╭──

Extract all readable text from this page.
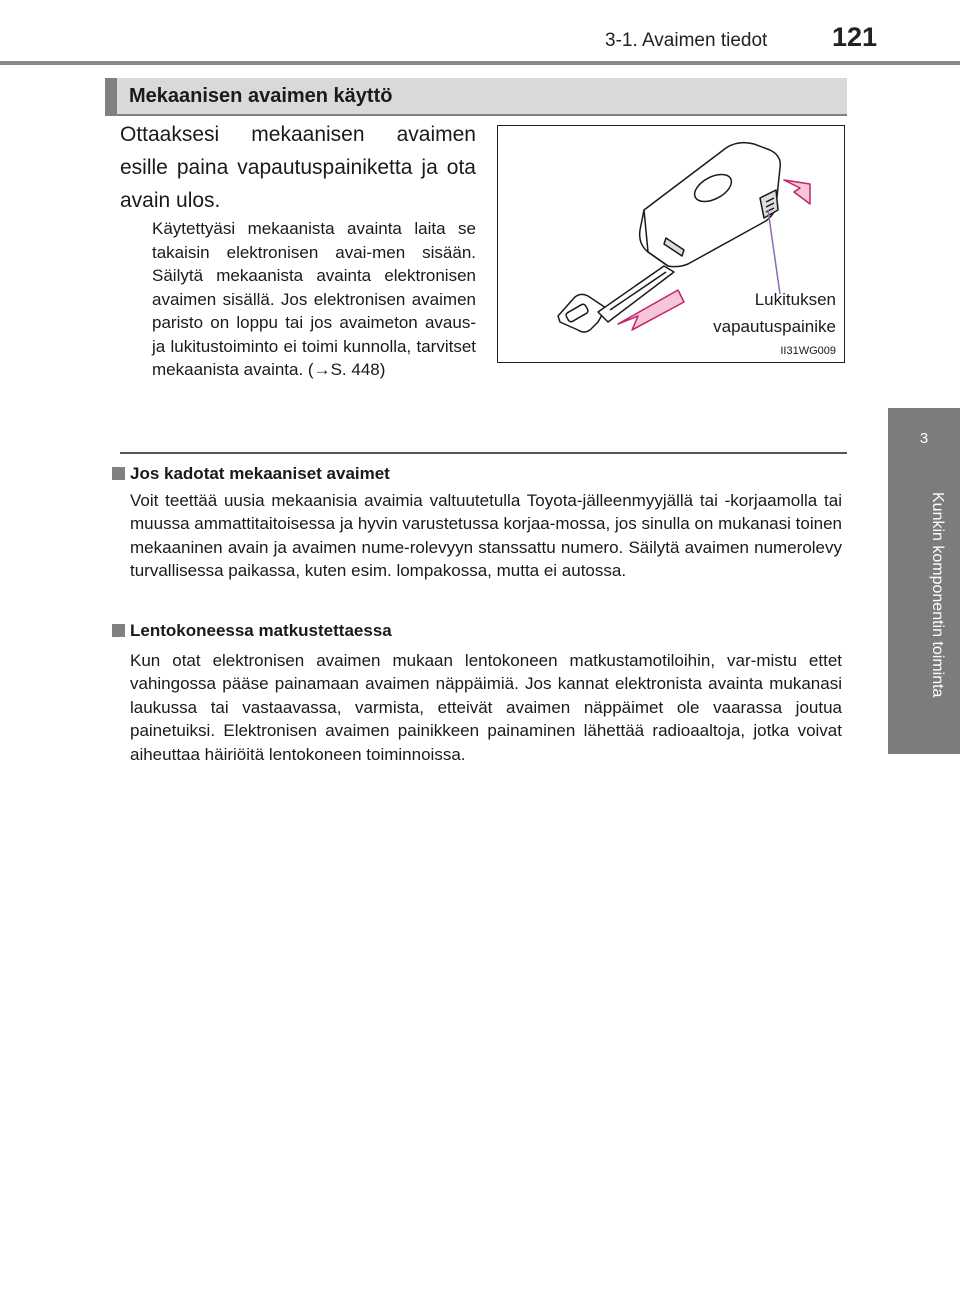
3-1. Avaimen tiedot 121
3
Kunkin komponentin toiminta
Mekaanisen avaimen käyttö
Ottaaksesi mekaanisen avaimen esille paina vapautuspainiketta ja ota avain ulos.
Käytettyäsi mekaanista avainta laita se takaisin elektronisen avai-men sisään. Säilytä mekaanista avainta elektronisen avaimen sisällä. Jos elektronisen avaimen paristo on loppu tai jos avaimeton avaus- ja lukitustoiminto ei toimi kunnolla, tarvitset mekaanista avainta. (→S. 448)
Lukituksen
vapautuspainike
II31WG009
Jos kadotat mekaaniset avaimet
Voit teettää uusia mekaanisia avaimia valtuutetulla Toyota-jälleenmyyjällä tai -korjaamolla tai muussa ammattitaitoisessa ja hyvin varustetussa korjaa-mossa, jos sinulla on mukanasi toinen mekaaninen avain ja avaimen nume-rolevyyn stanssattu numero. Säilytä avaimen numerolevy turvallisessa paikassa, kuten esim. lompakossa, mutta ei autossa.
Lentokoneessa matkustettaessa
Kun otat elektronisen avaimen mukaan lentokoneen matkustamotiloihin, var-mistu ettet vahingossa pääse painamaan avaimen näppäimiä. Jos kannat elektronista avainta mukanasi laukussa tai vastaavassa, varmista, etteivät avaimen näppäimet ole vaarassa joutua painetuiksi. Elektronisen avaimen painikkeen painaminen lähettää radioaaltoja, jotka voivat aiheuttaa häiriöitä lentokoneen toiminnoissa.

╰──

## Stated goal:
Collect each line holding the string "elektronisen".

## Correct answer:
Käytettyäsi mekaanista avainta laita se takaisin elektronisen avai-men sisään. Säilytä mekaanista avainta elektronisen avaimen sisällä. Jos elektronisen avaimen paristo on loppu tai jos avaimeton avaus- ja lukitustoiminto ei toimi kunnolla, tarvitset mekaanista avainta. (→S. 448)
Kun otat elektronisen avaimen mukaan lentokoneen matkustamotiloihin, var-mistu ettet vahingossa pääse painamaan avaimen näppäimiä. Jos kannat elektronista avainta mukanasi laukussa tai vastaavassa, varmista, etteivät avaimen näppäimet ole vaarassa joutua painetuiksi. Elektronisen avaimen painikkeen painaminen lähettää radioaaltoja, jotka voivat aiheuttaa häiriöitä lentokoneen toiminnoissa.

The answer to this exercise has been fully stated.